• 課題 1: 下の本文で《》に入れて挙げられている作品名は何ですか。すべて答えてください。

• 本文抜粋:
才事記

父の先見

先週、小耳に挟んだのだが、リカルド・コッキとユリア・ザゴルイチェンコが引退するらしい。いや、もう引退したのかもしれない。ショウダンス界のスターコンビだ。とびきりのダンスを見せてきた。何度、堪能させてくれたことか。とくにロシア出身のユリアのタンゴやルンバやキレッキレッの創作ダンスが逸品だった。溜息が出た。

ぼくはダンスの業界に詳しくないが、あることが気になって5年に一度という程度だけれど、できるだけトップクラスのダンスを見るようにしてきた。あることというのは、父が「日本もダンスとケーキがうまくなったな」と言ったことである。昭和37年(1963)くらいのことだと憶う。何かの拍子にポツンとそう言ったのだ。

それまで中川三郎の社交ダンス、中野ブラザーズのタップダンス、あるいは日劇ダンシングチームのダンサーなどが代表していたところへ、おそらくは《ウェストサイド・ストーリー》の影響だろうと思うのだが、若いダンサーたちが次々に登場してきて、それに父が目を細めたのだろうと想う。日本のケーキがおいしくなったことと併せて、このことをあんな時期に洩らしていたのが父らしかった。

そのころ父は次のようにも言っていた。「セイゴオ、できるだけ日生劇場に行きなさい。武原はんの地唄舞と越路吹雪の舞台を見逃したらあかんで」。その通りにしたわけではないが、武原はんはかなり見た。六本木の稽古場にも通った。日生劇場は村野藤吾設計の、ホールが巨大な貝殻の中にくるまれたような劇場である。父は劇場も見ておきなさいと言ったのだったろう。

ユリアのダンスを見ていると、ロシア人の身体表現の何が図抜けているかがよくわかる。ニジンスキー、イーダ・ルビンシュタイン、アンナ・パブロワも、かくありなむということが蘇る。ルドルフ・ヌレエフがシルヴィ・ギエムやローラン・イレーヌをあのように育てたこともユリアを通して伝わってくる。

リカルドとユリアの熱情的ダンス

武原はんからは山村流の上方舞の真骨頂がわかるだけでなく、いっとき青山二郎の後妻として暮らしていたこと、「なだ万」の若女将として仕切っていた気っ風、写経と俳句を毎日レッスンしていたことが、地唄の《雪》や《黒髪》を通して寄せてきた。

踊りにはヘタウマはいらない。極上にかぎるのである。

ヘタウマではなくて勝新太郎の踊りならいいのだが、ああいう軽妙ではないのなら、ヘタウマはほしくない。とはいえその極上はぎりぎり、きわきわでしか成立しない。

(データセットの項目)

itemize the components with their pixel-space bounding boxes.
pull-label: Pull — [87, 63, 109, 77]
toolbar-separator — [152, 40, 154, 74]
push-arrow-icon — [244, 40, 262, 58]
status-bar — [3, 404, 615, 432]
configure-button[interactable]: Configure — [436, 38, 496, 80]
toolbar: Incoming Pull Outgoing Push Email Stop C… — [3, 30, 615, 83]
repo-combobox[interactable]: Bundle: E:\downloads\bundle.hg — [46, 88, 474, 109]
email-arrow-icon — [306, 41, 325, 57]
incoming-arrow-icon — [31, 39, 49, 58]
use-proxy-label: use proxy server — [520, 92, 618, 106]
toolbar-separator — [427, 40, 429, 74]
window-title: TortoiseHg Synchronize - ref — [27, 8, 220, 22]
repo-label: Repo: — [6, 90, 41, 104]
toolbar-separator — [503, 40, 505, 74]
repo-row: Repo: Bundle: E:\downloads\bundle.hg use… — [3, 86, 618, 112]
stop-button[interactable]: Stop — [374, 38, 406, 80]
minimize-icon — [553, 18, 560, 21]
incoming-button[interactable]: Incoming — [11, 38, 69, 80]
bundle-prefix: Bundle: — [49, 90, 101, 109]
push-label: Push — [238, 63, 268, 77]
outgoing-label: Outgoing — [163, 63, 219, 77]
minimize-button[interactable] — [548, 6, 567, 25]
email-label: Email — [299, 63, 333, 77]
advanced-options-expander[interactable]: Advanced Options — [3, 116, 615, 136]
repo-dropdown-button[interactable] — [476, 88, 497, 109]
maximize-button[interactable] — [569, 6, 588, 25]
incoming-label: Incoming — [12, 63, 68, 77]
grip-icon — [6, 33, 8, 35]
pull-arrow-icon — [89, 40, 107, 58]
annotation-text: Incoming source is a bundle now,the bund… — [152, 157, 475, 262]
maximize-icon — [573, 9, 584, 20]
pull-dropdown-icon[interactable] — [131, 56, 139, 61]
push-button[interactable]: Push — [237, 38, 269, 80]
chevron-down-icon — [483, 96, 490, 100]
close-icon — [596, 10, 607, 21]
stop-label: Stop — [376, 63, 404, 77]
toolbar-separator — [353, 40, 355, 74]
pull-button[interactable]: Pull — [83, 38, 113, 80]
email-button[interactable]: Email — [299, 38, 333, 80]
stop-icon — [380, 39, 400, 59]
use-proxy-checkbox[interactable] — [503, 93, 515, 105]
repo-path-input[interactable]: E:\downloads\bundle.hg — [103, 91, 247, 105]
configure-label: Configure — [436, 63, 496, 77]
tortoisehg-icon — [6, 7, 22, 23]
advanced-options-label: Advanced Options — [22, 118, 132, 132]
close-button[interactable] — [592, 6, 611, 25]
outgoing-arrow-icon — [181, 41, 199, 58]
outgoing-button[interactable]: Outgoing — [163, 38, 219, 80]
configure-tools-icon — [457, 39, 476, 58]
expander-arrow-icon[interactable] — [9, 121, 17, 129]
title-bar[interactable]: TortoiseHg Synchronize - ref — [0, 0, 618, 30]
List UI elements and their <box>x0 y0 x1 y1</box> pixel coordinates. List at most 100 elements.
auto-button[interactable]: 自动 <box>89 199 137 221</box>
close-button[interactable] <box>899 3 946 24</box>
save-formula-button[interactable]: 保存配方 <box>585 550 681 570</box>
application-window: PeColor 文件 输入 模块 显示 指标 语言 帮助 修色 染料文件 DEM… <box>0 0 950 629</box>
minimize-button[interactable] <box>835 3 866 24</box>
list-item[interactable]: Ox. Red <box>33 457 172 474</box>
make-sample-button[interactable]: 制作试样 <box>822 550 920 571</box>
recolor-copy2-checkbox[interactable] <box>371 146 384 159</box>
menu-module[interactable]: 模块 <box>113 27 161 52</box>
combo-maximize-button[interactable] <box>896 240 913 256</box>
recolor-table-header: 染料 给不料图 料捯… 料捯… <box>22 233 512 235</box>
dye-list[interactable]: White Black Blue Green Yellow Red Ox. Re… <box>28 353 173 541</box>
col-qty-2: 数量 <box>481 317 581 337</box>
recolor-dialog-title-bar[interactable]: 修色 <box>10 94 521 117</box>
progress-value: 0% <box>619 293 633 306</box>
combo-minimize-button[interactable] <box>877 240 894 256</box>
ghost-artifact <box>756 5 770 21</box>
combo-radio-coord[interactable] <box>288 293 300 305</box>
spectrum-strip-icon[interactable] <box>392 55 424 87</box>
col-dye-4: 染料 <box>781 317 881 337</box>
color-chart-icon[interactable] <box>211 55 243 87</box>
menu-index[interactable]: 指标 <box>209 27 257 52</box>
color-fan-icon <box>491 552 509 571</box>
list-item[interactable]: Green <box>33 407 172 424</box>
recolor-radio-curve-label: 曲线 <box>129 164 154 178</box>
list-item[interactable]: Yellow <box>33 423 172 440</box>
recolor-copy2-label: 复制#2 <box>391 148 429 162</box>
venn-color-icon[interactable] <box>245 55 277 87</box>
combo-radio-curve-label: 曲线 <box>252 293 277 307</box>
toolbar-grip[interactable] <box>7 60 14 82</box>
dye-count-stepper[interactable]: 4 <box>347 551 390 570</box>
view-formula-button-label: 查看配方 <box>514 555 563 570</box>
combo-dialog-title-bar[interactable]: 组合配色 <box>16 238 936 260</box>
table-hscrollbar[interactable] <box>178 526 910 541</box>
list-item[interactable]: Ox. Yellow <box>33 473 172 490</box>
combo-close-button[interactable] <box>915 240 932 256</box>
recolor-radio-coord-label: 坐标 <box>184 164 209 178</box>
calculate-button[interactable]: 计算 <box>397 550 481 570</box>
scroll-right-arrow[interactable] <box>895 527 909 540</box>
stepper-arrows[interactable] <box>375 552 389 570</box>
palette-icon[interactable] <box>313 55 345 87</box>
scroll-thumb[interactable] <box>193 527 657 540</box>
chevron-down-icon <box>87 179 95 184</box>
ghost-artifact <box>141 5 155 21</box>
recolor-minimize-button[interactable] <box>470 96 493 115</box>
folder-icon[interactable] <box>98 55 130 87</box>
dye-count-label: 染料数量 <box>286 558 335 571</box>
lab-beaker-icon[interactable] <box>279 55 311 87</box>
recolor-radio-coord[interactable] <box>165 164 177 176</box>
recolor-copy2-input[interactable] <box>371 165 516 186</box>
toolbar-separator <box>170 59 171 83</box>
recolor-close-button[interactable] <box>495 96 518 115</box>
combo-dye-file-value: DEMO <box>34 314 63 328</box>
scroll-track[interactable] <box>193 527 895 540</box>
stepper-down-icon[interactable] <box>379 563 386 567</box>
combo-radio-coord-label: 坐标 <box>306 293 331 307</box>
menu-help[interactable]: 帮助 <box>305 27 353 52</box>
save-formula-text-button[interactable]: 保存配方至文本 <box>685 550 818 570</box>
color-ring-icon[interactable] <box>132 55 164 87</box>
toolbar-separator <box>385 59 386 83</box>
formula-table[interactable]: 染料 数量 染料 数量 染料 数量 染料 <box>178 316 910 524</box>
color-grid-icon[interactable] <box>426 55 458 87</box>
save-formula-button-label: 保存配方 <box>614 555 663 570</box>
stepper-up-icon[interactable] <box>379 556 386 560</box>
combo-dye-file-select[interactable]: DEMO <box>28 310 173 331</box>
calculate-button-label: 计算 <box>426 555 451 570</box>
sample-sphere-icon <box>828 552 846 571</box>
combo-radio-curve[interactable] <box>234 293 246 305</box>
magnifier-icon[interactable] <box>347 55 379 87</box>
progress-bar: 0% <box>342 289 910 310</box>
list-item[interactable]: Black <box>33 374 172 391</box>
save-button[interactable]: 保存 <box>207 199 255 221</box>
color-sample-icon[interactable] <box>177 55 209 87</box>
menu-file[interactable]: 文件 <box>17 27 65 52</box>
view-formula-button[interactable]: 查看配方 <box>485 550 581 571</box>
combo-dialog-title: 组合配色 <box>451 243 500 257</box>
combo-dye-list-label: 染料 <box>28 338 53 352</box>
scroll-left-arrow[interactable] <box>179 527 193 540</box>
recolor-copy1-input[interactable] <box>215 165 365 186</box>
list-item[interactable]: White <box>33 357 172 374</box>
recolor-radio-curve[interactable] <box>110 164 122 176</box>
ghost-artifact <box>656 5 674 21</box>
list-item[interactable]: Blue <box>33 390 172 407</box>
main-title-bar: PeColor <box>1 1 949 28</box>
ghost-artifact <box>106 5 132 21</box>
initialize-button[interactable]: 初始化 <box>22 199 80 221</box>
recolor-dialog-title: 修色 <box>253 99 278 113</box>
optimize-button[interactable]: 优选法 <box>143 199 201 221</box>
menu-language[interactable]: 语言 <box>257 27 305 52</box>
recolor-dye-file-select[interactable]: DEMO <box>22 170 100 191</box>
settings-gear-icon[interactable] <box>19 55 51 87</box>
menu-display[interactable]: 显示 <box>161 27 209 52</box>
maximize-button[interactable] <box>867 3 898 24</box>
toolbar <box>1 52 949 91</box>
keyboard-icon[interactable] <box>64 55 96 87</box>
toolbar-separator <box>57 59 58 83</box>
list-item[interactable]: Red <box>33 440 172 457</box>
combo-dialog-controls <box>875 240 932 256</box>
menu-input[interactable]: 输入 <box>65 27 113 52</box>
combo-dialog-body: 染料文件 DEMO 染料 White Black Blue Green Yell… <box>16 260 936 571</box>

• 課題 2: 上のレコードの先頭の行から「push-label: Push — [238, 63, 268, 77]」を含む行までを、両端も含めて一字一句そのまま書き写してもらえますか。

• 解答 1: 《ウェストサイド・ストーリー》、《雪》、《黒髪》

• 解答 2:
itemize the components with their pixel-space bounding boxes.
pull-label: Pull — [87, 63, 109, 77]
toolbar-separator — [152, 40, 154, 74]
push-arrow-icon — [244, 40, 262, 58]
status-bar — [3, 404, 615, 432]
configure-button[interactable]: Configure — [436, 38, 496, 80]
toolbar: Incoming Pull Outgoing Push Email Stop C… — [3, 30, 615, 83]
repo-combobox[interactable]: Bundle: E:\downloads\bundle.hg — [46, 88, 474, 109]
email-arrow-icon — [306, 41, 325, 57]
incoming-arrow-icon — [31, 39, 49, 58]
use-proxy-label: use proxy server — [520, 92, 618, 106]
toolbar-separator — [427, 40, 429, 74]
window-title: TortoiseHg Synchronize - ref — [27, 8, 220, 22]
repo-label: Repo: — [6, 90, 41, 104]
toolbar-separator — [503, 40, 505, 74]
repo-row: Repo: Bundle: E:\downloads\bundle.hg use… — [3, 86, 618, 112]
stop-button[interactable]: Stop — [374, 38, 406, 80]
minimize-icon — [553, 18, 560, 21]
incoming-button[interactable]: Incoming — [11, 38, 69, 80]
bundle-prefix: Bundle: — [49, 90, 101, 109]
push-label: Push — [238, 63, 268, 77]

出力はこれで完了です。